## TASK GOAL
Copy out each line below exactly as it appears.

Dataset entries:
= = = =
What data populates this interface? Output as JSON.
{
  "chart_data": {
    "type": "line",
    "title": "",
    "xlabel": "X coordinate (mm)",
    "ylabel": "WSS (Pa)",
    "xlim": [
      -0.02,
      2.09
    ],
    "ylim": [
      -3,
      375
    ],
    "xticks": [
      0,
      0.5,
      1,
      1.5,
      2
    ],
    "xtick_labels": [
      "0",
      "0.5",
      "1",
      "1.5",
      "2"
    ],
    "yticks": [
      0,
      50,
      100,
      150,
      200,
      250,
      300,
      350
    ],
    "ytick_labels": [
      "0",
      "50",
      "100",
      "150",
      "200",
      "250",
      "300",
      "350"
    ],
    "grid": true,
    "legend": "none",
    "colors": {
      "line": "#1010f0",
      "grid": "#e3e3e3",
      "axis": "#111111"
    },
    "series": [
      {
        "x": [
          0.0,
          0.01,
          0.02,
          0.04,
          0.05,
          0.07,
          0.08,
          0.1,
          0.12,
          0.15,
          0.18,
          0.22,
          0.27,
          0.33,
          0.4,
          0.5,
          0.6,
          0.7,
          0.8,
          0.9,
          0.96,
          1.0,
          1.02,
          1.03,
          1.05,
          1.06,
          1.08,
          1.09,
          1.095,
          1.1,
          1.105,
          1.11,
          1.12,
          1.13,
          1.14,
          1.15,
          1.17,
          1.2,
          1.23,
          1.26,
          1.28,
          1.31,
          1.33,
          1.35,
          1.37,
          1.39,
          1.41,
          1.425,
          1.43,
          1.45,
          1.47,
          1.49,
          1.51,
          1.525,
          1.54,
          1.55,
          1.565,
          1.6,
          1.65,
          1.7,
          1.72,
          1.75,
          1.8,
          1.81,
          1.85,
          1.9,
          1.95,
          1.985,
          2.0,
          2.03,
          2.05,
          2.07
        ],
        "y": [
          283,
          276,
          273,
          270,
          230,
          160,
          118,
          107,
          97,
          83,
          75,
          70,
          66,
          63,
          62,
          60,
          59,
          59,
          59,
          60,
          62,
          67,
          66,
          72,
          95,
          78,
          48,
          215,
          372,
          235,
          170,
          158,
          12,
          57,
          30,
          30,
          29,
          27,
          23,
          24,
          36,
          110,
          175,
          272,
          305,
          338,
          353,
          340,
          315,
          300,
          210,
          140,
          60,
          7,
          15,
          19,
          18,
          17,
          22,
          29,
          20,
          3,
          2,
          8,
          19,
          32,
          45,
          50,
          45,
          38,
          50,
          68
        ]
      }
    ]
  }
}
= = = =
## SOLUTION TO THIS EXERCISE
What data populates this interface? Output as JSON.
{
  "chart_data": {
    "type": "line",
    "title": "",
    "xlabel": "X coordinate (mm)",
    "ylabel": "WSS (Pa)",
    "xlim": [
      -0.02,
      2.09
    ],
    "ylim": [
      -3,
      375
    ],
    "xticks": [
      0,
      0.5,
      1,
      1.5,
      2
    ],
    "xtick_labels": [
      "0",
      "0.5",
      "1",
      "1.5",
      "2"
    ],
    "yticks": [
      0,
      50,
      100,
      150,
      200,
      250,
      300,
      350
    ],
    "ytick_labels": [
      "0",
      "50",
      "100",
      "150",
      "200",
      "250",
      "300",
      "350"
    ],
    "grid": true,
    "legend": "none",
    "colors": {
      "line": "#1010f0",
      "grid": "#e3e3e3",
      "axis": "#111111"
    },
    "series": [
      {
        "x": [
          0.0,
          0.01,
          0.02,
          0.04,
          0.05,
          0.07,
          0.08,
          0.1,
          0.12,
          0.15,
          0.18,
          0.22,
          0.27,
          0.33,
          0.4,
          0.5,
          0.6,
          0.7,
          0.8,
          0.9,
          0.96,
          1.0,
          1.02,
          1.03,
          1.05,
          1.06,
          1.08,
          1.09,
          1.095,
          1.1,
          1.105,
          1.11,
          1.12,
          1.13,
          1.14,
          1.15,
          1.17,
          1.2,
          1.23,
          1.26,
          1.28,
          1.31,
          1.33,
          1.35,
          1.37,
          1.39,
          1.41,
          1.425,
          1.43,
          1.45,
          1.47,
          1.49,
          1.51,
          1.525,
          1.54,
          1.55,
          1.565,
          1.6,
          1.65,
          1.7,
          1.72,
          1.75,
          1.8,
          1.81,
          1.85,
          1.9,
          1.95,
          1.985,
          2.0,
          2.03,
          2.05,
          2.07
        ],
        "y": [
          283,
          276,
          273,
          270,
          230,
          160,
          118,
          107,
          97,
          83,
          75,
          70,
          66,
          63,
          62,
          60,
          59,
          59,
          59,
          60,
          62,
          67,
          66,
          72,
          95,
          78,
          48,
          215,
          372,
          235,
          170,
          158,
          12,
          57,
          30,
          30,
          29,
          27,
          23,
          24,
          36,
          110,
          175,
          272,
          305,
          338,
          353,
          340,
          315,
          300,
          210,
          140,
          60,
          7,
          15,
          19,
          18,
          17,
          22,
          29,
          20,
          3,
          2,
          8,
          19,
          32,
          45,
          50,
          45,
          38,
          50,
          68
        ]
      }
    ]
  }
}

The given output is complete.